Inside the Capitol

Tuesday, August 02, 2005

8-12 Surrender

By JAY MILLER
Syndicated Columnist
SANTA FE -- As America continued the war, after dropping atom bombs on Hiroshima and Nagasaki, the Japanese high command was in turmoil and disarray.
On the evening of August 9, the day of the Nagasaki bombing, Emperor Hirohito unexpectedly called a meeting of the top six Japanese government officials.
This inner cabinet was equally divided. The peace faction wanted to accept the Potsdam Declaration and end the war. The war faction wanted four conditions attached to a surrender.
It insisted that the emperor system of government be retained, that Japan be allowed to try its own war criminals and disarm its own military and it insisted the Allies not occupy the homelands of Japan.
At the meeting, the emperor sat at the head of the table but, by custom, did not participate in discussions or decisions. The presiding officer was the prime minister, a member of the peace faction.
After three hours of discussion and the cabinet still hopelessly deadlocked at 3-3, Prime Minister Suzuki asked the emperor to break the tie. Gen. Anami, the war minister, loudly protested.
But Hirohito immediately rose and agreed that the Potsdam Declaration be accepted. "I cannot bear to see my innocent people struggle any longer," he said.
The prime minister had trumped the war party, even though that faction actually controlled the government through the threat of force. Hirohito immediately left the room. The cabinet agreed that the Potsdam Declaration would be accepted if the emperor's status could be preserved.
On August 10, President Harry Truman met with his war council to discuss the conditional surrender offer. The council agreed that retention of the emperor would be practical, since without his directive, the Japanese armies, scattered throughout the Pacific and Southeast Asia, would be unlikely to surrender. And the war needed to be ended before Russia advanced any further.

......

Short task A ▸
Repeat the records below line for line, with no changes.

......

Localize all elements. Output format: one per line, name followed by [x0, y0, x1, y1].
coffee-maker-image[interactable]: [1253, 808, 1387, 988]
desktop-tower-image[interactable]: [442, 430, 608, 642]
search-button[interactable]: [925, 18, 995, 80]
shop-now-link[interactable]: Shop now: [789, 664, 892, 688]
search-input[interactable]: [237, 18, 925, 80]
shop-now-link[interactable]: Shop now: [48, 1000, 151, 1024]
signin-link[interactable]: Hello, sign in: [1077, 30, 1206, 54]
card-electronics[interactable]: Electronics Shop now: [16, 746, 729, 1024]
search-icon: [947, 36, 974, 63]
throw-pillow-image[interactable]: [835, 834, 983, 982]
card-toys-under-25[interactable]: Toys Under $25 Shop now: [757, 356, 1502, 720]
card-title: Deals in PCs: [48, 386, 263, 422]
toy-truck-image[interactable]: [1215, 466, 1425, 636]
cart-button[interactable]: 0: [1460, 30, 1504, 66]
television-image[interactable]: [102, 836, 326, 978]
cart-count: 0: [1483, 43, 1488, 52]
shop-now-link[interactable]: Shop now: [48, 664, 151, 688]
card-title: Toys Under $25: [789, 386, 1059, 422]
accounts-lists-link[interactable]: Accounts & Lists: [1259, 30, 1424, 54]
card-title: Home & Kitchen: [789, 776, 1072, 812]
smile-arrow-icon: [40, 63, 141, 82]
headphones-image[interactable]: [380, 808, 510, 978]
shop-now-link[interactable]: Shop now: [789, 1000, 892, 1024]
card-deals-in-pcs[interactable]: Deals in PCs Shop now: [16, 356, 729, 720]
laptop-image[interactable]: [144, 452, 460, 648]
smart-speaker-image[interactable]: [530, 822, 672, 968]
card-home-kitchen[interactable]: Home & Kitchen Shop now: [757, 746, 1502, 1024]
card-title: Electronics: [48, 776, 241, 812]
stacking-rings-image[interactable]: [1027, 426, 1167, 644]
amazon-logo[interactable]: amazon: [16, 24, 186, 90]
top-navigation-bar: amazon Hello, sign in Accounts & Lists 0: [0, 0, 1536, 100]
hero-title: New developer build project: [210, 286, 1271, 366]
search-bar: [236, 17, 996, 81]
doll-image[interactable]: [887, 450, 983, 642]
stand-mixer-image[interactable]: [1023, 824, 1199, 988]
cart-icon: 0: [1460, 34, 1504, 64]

......

Short task B ▸
Reproduce the passage of the Japanese surrender column above that begins with the words containing "8-12 Surrender" and ends with "Japanese government officials.".

Written solution A ▸
Localize all elements. Output format: one per line, name followed by [x0, y0, x1, y1].
coffee-maker-image[interactable]: [1253, 808, 1387, 988]
desktop-tower-image[interactable]: [442, 430, 608, 642]
search-button[interactable]: [925, 18, 995, 80]
shop-now-link[interactable]: Shop now: [789, 664, 892, 688]
search-input[interactable]: [237, 18, 925, 80]
shop-now-link[interactable]: Shop now: [48, 1000, 151, 1024]
signin-link[interactable]: Hello, sign in: [1077, 30, 1206, 54]
card-electronics[interactable]: Electronics Shop now: [16, 746, 729, 1024]
search-icon: [947, 36, 974, 63]
throw-pillow-image[interactable]: [835, 834, 983, 982]
card-toys-under-25[interactable]: Toys Under $25 Shop now: [757, 356, 1502, 720]
card-title: Deals in PCs: [48, 386, 263, 422]
toy-truck-image[interactable]: [1215, 466, 1425, 636]
cart-button[interactable]: 0: [1460, 30, 1504, 66]
television-image[interactable]: [102, 836, 326, 978]
cart-count: 0: [1483, 43, 1488, 52]
shop-now-link[interactable]: Shop now: [48, 664, 151, 688]
card-title: Toys Under $25: [789, 386, 1059, 422]
accounts-lists-link[interactable]: Accounts & Lists: [1259, 30, 1424, 54]
card-title: Home & Kitchen: [789, 776, 1072, 812]
smile-arrow-icon: [40, 63, 141, 82]
headphones-image[interactable]: [380, 808, 510, 978]
shop-now-link[interactable]: Shop now: [789, 1000, 892, 1024]
card-deals-in-pcs[interactable]: Deals in PCs Shop now: [16, 356, 729, 720]
laptop-image[interactable]: [144, 452, 460, 648]
smart-speaker-image[interactable]: [530, 822, 672, 968]
card-home-kitchen[interactable]: Home & Kitchen Shop now: [757, 746, 1502, 1024]
card-title: Electronics: [48, 776, 241, 812]
stacking-rings-image[interactable]: [1027, 426, 1167, 644]
amazon-logo[interactable]: amazon: [16, 24, 186, 90]
top-navigation-bar: amazon Hello, sign in Accounts & Lists 0: [0, 0, 1536, 100]
hero-title: New developer build project: [210, 286, 1271, 366]
search-bar: [236, 17, 996, 81]
doll-image[interactable]: [887, 450, 983, 642]
stand-mixer-image[interactable]: [1023, 824, 1199, 988]
cart-icon: 0: [1460, 34, 1504, 64]

Written solution B ▸
8-12 Surrender

By JAY MILLER
Syndicated Columnist
SANTA FE -- As America continued the war, after dropping atom bombs on Hiroshima and Nagasaki, the Japanese high command was in turmoil and disarray.
On the evening of August 9, the day of the Nagasaki bombing, Emperor Hirohito unexpectedly called a meeting of the top six Japanese government officials.